Extracts from a graphics dataset
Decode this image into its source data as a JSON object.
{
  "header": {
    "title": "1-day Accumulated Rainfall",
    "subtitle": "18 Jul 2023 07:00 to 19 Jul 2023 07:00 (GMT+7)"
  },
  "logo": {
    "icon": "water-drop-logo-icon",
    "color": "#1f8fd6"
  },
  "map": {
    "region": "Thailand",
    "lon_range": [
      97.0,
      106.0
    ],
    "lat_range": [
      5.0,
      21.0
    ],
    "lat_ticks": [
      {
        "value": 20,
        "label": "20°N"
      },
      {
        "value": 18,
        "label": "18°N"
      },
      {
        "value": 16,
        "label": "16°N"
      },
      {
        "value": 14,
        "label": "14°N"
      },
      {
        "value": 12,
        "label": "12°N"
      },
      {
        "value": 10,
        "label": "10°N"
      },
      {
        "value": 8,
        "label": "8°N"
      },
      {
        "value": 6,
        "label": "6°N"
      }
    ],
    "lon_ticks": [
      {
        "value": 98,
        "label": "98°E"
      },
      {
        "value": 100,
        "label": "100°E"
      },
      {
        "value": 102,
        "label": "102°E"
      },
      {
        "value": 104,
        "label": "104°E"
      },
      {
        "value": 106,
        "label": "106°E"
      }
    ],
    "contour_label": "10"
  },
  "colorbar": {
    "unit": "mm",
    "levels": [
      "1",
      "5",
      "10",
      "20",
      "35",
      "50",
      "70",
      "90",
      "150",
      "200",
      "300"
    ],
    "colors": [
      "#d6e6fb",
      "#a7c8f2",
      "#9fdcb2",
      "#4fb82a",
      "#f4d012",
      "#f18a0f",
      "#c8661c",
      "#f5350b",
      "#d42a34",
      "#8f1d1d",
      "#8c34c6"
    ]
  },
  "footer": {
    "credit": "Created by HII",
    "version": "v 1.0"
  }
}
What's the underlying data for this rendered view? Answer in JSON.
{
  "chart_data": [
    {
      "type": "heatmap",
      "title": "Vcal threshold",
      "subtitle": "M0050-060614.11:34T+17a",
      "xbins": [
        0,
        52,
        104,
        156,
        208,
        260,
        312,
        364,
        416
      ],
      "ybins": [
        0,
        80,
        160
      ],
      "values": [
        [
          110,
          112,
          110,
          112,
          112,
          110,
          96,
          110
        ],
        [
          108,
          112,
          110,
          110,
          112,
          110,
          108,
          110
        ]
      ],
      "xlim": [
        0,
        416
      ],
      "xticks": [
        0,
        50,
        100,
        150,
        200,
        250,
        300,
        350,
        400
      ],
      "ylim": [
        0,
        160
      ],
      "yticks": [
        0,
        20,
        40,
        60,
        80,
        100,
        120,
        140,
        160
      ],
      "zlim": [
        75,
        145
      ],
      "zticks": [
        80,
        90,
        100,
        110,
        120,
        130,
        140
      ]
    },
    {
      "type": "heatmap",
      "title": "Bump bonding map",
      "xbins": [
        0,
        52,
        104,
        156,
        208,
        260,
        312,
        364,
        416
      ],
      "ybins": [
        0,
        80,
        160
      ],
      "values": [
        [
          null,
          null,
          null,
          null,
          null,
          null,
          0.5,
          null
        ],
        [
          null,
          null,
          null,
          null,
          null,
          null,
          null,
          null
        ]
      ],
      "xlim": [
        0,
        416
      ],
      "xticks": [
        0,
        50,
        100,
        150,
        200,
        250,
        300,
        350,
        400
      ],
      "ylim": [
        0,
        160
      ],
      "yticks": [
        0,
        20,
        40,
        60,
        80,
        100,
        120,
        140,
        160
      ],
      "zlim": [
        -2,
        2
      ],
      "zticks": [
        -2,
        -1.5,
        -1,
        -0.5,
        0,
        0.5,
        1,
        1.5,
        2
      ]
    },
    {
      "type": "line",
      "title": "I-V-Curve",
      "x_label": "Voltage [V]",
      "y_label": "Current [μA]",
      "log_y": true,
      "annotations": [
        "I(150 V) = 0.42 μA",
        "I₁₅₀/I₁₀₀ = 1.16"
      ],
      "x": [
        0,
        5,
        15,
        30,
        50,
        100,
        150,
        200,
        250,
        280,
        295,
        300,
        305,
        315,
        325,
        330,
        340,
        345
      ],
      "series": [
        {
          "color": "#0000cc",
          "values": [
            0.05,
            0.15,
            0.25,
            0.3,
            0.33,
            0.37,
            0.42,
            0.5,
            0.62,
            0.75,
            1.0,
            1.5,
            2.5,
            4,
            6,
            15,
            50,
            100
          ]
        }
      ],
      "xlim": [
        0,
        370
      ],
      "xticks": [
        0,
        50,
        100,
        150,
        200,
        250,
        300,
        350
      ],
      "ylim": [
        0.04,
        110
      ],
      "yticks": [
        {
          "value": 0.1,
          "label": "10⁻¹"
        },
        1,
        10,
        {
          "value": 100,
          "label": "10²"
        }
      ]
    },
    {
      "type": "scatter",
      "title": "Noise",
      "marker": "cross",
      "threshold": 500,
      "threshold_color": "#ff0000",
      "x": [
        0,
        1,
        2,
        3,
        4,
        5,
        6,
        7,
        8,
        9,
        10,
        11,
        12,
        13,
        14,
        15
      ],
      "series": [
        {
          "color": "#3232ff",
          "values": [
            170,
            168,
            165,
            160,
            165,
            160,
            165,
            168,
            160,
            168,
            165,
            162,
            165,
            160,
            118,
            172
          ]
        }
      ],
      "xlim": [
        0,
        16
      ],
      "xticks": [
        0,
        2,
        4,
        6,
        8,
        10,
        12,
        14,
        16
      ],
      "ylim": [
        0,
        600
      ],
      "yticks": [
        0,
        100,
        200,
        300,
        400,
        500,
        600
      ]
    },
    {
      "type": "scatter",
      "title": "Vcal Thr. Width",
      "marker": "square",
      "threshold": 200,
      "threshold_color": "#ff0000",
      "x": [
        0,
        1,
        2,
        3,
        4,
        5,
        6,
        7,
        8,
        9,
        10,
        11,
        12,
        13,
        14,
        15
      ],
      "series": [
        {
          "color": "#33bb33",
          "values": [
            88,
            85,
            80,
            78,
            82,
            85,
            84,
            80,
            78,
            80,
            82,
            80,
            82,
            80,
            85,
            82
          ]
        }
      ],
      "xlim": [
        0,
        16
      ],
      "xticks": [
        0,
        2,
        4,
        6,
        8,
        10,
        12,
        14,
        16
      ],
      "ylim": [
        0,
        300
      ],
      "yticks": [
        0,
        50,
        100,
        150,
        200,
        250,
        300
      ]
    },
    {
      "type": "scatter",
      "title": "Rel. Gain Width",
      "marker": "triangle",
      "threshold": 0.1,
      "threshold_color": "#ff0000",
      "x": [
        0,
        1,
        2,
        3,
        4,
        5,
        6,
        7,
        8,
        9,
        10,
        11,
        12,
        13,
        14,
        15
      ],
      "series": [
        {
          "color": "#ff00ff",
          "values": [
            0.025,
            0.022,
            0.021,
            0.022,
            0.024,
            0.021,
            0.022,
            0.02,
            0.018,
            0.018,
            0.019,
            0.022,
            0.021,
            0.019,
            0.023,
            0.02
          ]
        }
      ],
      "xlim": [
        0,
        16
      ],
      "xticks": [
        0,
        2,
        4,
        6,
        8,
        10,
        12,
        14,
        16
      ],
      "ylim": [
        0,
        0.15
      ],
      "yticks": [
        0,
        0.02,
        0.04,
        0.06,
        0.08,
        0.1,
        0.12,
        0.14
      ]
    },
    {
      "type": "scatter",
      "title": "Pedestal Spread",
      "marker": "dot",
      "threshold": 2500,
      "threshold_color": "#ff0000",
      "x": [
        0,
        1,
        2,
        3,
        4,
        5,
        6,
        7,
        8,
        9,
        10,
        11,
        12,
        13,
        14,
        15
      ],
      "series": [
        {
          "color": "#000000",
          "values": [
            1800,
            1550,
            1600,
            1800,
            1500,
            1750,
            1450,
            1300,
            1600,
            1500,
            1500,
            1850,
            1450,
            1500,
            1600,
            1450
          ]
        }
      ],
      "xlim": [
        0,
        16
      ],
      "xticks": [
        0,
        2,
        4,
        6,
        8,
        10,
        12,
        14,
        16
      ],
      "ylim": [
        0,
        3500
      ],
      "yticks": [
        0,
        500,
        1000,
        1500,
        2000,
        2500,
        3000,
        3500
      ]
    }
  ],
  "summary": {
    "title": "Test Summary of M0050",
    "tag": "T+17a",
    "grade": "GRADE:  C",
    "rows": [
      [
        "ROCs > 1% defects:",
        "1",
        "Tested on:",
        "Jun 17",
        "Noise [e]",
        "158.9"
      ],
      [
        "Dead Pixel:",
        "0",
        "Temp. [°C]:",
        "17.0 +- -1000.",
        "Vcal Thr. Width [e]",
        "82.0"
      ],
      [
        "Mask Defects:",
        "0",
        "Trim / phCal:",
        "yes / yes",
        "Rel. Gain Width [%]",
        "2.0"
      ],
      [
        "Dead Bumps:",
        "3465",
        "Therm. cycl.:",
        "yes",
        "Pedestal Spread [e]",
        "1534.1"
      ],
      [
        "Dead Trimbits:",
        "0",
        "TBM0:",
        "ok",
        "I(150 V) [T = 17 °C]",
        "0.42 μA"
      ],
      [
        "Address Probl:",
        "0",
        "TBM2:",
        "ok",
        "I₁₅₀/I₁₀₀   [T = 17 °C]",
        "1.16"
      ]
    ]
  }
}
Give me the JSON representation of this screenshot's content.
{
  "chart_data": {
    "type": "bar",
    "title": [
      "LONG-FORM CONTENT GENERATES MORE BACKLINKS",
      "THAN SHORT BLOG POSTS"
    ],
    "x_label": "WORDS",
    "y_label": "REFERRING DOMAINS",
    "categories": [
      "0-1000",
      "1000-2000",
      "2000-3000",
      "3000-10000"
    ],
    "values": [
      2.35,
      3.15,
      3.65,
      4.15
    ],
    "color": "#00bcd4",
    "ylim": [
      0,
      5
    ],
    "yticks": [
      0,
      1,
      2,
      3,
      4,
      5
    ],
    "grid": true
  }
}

SHORT EXERCISE: Only lines with the string "JSON" belong in your answer; copy each one.

CORRECT ANSWER:
Decode this image into its source data as a JSON object.
What's the underlying data for this rendered view? Answer in JSON.
Give me the JSON representation of this screenshot's content.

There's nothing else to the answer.